AIM OF THE EXERCISE:
Filter these entries, keeping only lines that hold the word "Curaçao".

GIVEN DATA:
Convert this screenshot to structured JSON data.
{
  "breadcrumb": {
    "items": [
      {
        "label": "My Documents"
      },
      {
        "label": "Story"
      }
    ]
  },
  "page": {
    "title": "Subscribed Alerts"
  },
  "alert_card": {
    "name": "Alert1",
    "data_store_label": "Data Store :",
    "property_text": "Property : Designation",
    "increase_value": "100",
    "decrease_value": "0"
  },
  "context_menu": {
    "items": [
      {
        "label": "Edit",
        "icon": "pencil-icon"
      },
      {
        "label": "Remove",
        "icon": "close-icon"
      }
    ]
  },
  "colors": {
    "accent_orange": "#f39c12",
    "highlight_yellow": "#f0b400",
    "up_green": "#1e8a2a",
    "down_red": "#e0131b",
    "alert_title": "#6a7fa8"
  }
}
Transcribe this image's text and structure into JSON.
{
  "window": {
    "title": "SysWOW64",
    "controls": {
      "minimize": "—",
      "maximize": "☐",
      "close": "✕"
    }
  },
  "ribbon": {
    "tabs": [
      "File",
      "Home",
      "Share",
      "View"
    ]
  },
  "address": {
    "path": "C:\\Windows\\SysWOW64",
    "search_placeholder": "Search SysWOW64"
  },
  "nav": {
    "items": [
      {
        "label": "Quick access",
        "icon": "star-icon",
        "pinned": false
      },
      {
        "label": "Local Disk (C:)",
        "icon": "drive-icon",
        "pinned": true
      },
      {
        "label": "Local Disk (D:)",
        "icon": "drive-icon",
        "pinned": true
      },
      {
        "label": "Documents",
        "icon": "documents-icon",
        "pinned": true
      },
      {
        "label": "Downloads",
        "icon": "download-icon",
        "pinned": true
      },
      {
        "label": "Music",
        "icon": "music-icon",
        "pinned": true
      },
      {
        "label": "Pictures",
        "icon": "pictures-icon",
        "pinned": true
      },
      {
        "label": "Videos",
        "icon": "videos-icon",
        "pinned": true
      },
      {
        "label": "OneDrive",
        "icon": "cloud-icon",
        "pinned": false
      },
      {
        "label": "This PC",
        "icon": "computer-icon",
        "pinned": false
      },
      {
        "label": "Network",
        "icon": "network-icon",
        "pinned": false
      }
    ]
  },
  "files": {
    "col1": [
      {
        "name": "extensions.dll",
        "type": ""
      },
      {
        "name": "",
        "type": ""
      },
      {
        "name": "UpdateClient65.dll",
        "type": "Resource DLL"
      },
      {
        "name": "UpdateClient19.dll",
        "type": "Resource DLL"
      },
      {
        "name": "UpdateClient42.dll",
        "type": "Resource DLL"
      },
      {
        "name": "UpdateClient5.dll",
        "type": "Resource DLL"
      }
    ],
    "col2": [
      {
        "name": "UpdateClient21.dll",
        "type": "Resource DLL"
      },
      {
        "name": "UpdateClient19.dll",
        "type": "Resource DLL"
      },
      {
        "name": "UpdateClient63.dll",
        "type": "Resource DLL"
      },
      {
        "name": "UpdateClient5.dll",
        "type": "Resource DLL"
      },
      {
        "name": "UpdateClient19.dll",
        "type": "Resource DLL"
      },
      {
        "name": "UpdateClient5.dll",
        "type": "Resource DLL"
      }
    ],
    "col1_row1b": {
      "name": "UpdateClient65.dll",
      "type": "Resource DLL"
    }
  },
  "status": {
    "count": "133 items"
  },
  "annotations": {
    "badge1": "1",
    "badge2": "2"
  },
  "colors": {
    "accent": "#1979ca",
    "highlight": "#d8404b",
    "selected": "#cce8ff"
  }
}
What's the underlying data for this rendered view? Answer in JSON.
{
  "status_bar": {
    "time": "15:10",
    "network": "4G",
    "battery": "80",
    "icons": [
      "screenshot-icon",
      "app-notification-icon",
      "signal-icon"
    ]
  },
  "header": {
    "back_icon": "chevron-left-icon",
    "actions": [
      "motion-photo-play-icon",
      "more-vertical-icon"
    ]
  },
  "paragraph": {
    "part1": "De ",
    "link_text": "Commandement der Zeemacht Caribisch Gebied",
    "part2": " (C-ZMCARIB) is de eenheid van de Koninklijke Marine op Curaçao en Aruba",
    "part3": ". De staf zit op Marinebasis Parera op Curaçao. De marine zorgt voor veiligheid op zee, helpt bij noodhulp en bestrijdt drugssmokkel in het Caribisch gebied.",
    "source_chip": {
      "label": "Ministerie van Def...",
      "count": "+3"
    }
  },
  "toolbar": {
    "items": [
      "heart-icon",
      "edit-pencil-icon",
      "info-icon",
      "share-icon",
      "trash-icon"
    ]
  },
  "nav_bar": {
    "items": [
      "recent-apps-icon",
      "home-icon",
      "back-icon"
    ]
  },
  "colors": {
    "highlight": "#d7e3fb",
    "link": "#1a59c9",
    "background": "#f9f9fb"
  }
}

RESULT FOR THIS EXERCISE:
    "part2": " (C-ZMCARIB) is de eenheid van de Koninklijke Marine op Curaçao en Aruba",
    "part3": ". De staf zit op Marinebasis Parera op Curaçao. De marine zorgt voor veiligheid op zee, helpt bij noodhulp en bestrijdt drugssmokkel in het Caribisch gebied.",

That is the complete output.